STATED GOAL: From the entries below, copy every line holding the word "capital".

## START RECORDS SHOWN

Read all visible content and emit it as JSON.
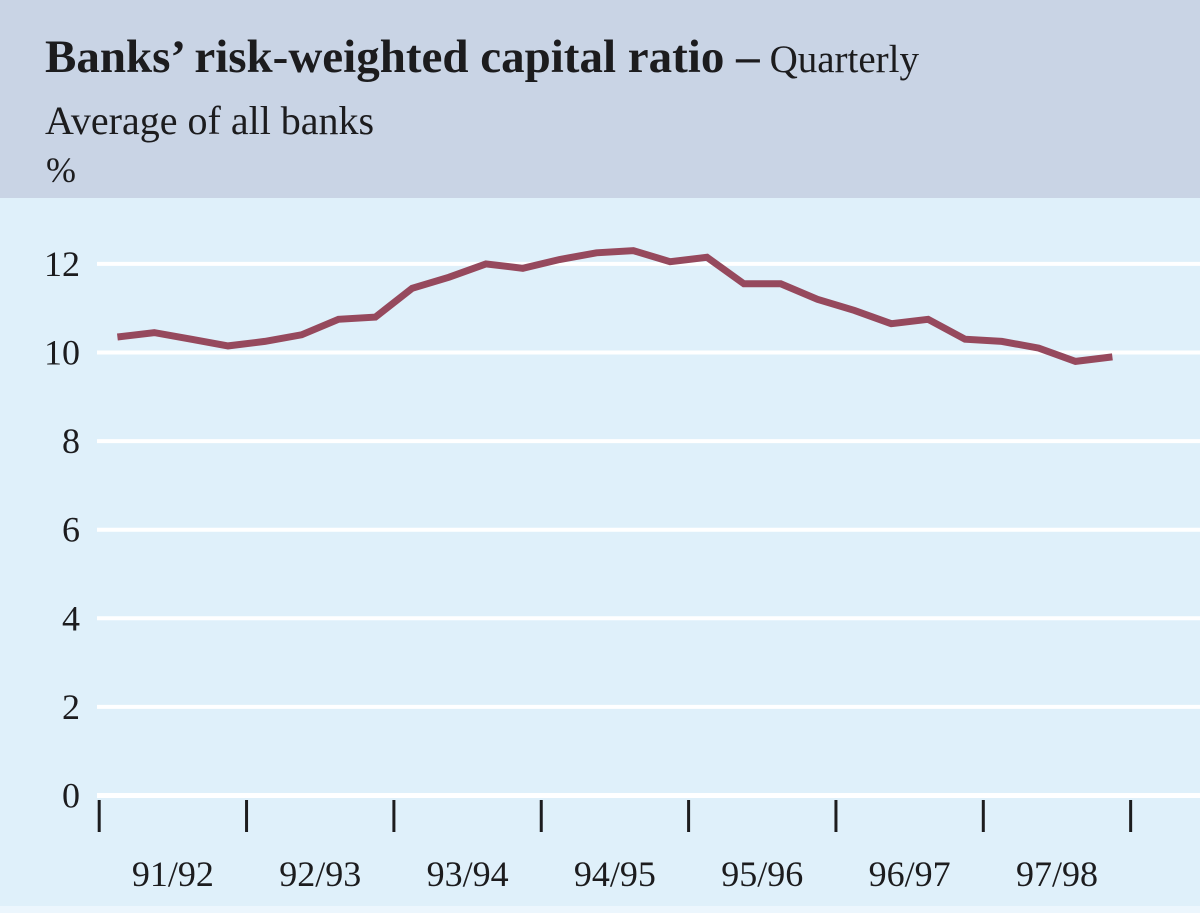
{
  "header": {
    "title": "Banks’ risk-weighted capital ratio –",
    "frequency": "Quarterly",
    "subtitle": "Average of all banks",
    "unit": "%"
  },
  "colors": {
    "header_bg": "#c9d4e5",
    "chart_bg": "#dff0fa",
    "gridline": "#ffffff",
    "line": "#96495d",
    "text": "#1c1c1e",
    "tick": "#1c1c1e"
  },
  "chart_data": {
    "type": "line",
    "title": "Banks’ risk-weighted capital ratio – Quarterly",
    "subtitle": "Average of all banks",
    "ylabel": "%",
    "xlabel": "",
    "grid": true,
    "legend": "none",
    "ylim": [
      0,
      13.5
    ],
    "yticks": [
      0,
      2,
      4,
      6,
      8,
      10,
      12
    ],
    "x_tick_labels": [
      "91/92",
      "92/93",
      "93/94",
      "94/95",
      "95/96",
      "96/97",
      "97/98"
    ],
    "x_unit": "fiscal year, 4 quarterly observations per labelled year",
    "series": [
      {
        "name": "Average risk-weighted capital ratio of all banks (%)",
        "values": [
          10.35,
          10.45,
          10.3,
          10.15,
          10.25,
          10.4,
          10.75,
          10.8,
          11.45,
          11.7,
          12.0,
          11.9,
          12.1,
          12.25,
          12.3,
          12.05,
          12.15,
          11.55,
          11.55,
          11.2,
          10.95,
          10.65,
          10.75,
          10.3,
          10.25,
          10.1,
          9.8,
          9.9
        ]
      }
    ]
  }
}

## END RECORDS SHOWN

SOLUTION TO THE EXERCISE:
    "title": "Banks’ risk-weighted capital ratio –",
    "title": "Banks’ risk-weighted capital ratio – Quarterly",
        "name": "Average risk-weighted capital ratio of all banks (%)",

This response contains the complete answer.